#### EXERCISE
Only lines with the string "text" matter here; gather them from the material below.

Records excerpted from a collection
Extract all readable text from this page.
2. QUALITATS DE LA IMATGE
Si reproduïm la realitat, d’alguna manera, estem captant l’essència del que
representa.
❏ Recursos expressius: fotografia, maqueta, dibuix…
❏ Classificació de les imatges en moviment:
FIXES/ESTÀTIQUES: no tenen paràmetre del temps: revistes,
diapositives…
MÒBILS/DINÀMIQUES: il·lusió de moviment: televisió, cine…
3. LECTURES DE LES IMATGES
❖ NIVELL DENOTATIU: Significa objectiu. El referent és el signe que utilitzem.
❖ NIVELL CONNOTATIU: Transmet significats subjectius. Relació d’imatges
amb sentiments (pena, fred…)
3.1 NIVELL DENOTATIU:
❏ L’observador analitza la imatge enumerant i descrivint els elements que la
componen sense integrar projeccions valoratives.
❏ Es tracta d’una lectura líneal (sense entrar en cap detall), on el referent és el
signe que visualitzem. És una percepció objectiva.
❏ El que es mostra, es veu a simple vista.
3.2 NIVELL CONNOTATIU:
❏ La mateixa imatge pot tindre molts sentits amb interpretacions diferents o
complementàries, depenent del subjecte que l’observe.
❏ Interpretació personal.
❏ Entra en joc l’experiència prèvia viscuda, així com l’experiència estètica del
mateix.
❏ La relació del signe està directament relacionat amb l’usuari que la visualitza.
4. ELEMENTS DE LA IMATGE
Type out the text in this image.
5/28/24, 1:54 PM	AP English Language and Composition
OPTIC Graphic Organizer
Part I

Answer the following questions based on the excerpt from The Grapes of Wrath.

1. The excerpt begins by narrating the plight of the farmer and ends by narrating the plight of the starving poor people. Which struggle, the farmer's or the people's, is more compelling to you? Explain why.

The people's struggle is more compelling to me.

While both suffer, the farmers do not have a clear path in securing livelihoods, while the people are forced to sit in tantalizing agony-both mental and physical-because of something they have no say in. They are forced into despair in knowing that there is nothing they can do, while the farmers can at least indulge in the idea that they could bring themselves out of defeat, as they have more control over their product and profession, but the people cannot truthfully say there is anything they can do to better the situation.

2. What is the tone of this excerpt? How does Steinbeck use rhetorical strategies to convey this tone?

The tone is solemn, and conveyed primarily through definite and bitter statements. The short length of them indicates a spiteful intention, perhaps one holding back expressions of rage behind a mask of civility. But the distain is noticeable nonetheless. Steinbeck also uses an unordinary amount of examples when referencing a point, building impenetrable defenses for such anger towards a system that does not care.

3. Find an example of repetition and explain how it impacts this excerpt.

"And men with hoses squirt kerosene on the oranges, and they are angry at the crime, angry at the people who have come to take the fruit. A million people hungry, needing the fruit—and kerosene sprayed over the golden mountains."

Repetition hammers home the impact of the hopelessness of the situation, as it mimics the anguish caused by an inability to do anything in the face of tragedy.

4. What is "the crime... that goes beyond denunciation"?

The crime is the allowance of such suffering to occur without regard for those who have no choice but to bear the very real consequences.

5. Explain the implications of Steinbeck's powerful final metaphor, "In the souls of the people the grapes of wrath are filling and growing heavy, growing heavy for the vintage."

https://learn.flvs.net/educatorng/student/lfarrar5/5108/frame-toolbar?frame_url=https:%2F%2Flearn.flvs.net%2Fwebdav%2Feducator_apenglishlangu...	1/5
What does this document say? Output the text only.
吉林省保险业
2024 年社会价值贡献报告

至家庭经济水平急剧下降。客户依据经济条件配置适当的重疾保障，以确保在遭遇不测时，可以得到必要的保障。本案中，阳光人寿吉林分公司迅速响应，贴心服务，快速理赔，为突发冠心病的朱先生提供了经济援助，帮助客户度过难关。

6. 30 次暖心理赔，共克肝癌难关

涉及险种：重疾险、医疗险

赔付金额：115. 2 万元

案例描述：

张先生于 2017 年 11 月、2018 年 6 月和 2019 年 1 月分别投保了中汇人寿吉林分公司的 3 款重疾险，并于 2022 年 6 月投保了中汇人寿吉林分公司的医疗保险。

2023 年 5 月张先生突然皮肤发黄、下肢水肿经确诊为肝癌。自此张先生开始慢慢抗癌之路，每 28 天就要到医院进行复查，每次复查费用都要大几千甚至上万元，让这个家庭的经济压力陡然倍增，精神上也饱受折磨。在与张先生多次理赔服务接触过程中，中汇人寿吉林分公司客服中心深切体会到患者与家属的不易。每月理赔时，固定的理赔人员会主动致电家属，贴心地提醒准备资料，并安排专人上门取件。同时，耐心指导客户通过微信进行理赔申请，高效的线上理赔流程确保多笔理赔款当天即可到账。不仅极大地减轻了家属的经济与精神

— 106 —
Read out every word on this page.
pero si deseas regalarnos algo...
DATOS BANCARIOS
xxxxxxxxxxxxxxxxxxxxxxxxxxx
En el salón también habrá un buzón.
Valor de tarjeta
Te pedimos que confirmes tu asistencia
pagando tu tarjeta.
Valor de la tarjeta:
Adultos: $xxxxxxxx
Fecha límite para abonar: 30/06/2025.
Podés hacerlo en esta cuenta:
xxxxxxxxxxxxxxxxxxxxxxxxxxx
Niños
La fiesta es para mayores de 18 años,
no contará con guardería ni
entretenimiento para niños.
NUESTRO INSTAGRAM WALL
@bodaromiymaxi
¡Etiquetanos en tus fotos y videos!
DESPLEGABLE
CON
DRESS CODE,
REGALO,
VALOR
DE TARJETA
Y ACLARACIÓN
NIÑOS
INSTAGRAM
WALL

#### SOLVED PROBLEM
Extract all readable text from this page.
Type out the text in this image.
What does this document say? Output the text only.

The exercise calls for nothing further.